(Saved data entries)
┏━━

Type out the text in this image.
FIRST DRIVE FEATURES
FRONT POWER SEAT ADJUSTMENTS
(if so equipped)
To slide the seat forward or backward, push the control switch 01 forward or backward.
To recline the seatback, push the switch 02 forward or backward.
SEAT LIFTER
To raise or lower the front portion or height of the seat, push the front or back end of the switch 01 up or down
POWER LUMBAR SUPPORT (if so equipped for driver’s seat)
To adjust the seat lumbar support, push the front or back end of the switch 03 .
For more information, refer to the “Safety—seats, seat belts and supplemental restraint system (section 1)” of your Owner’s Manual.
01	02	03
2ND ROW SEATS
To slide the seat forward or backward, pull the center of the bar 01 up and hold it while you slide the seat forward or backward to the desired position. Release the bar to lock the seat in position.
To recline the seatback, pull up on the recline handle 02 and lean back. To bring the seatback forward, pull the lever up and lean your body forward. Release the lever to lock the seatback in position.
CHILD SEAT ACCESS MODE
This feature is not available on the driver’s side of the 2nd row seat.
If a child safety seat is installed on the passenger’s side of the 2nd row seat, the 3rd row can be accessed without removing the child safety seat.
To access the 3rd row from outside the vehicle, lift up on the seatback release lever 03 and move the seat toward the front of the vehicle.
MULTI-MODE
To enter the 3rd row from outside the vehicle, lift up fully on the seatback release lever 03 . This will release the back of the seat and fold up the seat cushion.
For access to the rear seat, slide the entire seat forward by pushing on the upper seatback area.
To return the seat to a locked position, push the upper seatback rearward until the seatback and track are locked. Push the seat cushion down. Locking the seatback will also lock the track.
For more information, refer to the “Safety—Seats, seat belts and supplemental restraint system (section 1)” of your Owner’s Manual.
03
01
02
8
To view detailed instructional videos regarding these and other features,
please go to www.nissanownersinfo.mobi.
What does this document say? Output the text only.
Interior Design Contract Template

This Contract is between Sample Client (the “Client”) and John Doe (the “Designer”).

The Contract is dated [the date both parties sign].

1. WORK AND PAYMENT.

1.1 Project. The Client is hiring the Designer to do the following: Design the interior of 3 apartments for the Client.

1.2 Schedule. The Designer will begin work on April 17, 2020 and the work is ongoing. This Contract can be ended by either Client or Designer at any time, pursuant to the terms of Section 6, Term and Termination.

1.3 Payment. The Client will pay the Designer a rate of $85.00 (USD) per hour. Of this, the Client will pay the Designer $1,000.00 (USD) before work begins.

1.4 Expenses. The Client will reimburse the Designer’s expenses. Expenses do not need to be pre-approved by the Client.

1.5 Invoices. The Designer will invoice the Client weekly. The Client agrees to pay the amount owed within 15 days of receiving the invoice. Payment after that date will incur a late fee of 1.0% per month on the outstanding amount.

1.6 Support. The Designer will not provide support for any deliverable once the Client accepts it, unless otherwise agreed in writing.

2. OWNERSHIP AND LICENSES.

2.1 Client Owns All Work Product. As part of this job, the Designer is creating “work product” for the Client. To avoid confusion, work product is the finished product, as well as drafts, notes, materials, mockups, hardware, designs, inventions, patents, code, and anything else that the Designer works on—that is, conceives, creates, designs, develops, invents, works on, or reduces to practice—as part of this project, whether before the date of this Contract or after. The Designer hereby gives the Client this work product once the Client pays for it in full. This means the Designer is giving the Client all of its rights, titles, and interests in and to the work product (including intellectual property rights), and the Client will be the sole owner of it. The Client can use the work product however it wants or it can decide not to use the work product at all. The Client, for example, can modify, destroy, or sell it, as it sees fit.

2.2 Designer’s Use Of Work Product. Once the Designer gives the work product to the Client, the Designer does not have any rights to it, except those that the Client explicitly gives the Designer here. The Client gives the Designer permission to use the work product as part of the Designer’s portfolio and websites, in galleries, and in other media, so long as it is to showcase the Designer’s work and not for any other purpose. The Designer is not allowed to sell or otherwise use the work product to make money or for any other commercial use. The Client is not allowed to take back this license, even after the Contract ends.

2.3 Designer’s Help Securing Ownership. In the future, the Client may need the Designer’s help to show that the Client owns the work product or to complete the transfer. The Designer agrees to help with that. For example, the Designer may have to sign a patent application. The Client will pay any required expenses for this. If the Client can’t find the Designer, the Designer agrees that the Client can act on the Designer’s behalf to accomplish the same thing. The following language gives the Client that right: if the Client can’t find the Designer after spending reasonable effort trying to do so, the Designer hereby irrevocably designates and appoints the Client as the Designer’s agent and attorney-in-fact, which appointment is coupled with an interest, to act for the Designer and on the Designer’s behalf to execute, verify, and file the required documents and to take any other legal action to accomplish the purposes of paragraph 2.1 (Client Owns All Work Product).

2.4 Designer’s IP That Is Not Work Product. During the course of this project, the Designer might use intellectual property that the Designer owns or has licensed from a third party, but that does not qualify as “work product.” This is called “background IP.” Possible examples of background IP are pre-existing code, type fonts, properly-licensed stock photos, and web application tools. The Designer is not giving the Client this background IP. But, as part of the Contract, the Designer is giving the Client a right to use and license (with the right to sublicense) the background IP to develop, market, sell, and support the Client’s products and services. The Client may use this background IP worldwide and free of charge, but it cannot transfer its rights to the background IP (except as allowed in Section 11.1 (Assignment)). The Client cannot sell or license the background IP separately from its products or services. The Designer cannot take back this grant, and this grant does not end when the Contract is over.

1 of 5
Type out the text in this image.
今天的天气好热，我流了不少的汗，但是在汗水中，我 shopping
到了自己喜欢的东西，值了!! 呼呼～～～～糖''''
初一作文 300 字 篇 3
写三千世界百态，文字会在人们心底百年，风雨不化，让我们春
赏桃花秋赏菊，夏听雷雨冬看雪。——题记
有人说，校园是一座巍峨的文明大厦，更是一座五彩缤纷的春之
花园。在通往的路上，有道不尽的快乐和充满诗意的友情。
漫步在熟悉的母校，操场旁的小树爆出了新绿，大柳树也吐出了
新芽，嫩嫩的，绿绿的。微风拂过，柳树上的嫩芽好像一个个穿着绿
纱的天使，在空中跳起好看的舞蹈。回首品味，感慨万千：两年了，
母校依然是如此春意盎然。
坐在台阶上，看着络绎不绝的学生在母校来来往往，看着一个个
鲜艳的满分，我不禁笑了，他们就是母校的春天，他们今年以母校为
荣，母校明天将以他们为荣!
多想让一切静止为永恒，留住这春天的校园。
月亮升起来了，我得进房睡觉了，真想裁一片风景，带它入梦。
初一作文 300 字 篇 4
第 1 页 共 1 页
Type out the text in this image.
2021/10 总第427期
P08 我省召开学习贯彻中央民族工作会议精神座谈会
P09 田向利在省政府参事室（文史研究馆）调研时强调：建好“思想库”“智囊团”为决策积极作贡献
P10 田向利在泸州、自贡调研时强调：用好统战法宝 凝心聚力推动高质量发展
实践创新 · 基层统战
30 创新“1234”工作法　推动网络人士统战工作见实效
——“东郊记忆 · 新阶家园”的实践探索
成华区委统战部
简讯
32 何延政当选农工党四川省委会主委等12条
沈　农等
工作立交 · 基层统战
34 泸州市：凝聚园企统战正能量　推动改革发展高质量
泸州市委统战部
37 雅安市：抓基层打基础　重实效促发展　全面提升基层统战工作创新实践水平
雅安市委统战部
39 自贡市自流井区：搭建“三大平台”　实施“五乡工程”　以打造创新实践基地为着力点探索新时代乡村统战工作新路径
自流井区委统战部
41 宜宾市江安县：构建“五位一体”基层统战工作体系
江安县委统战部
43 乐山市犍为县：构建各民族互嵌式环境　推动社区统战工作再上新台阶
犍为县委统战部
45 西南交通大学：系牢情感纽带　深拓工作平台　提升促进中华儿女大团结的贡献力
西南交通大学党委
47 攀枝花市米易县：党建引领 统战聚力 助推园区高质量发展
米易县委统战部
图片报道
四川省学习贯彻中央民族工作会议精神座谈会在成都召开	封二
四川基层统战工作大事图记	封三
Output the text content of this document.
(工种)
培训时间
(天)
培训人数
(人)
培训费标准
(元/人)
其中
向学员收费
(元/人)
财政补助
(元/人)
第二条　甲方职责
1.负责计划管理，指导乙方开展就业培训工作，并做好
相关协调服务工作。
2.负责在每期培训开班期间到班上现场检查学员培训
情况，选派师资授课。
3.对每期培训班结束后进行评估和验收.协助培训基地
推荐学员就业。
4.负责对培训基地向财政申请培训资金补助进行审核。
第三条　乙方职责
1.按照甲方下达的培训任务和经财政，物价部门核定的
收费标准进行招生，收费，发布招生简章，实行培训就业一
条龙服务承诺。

┗━━

### WHAT YOU ARE ASKED TO DO:
Extract every line from the one containing "Output the text content of this document." through the last line of the data, inclusive, exactly as written.

### TASK ANSWER:
Output the text content of this document.
(工种)
培训时间
(天)
培训人数
(人)
培训费标准
(元/人)
其中
向学员收费
(元/人)
财政补助
(元/人)
第二条　甲方职责
1.负责计划管理，指导乙方开展就业培训工作，并做好
相关协调服务工作。
2.负责在每期培训开班期间到班上现场检查学员培训
情况，选派师资授课。
3.对每期培训班结束后进行评估和验收.协助培训基地
推荐学员就业。
4.负责对培训基地向财政申请培训资金补助进行审核。
第三条　乙方职责
1.按照甲方下达的培训任务和经财政，物价部门核定的
收费标准进行招生，收费，发布招生简章，实行培训就业一
条龙服务承诺。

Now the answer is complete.